▶ Objective: Show each line from the listing that includes the word "with".

▶ Records shown:
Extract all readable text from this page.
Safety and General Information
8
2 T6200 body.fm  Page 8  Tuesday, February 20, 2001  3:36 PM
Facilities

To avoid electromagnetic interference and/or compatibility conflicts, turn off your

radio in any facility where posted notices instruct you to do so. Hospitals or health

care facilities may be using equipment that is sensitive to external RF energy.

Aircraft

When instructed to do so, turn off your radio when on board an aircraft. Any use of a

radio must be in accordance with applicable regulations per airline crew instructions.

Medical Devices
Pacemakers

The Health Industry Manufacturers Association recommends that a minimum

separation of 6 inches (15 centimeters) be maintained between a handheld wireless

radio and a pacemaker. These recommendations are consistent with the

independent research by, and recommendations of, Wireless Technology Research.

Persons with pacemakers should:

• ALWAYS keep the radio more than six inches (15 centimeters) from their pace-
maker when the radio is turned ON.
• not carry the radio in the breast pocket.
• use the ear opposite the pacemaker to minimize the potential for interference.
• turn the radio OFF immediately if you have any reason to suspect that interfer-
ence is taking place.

...

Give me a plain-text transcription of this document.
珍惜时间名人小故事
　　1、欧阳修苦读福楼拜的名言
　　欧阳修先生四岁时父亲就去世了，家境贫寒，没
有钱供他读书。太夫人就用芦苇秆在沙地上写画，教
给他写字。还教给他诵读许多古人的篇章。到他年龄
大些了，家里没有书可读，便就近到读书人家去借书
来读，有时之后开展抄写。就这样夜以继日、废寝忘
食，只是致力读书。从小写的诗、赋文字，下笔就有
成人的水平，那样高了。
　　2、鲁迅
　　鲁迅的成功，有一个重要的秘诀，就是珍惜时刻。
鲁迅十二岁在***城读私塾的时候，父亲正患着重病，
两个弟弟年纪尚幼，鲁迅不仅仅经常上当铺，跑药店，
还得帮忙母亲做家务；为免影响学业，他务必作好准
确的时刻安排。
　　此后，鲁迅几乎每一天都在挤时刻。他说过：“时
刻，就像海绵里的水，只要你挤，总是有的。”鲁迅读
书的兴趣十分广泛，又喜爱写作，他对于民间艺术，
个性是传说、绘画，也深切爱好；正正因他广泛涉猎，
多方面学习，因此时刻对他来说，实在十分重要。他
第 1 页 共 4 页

▶ Solution to the exercise:
radio must be in accordance with applicable regulations per airline crew instructions.
radio and a pacemaker. These recommendations are consistent with the
Persons with pacemakers should:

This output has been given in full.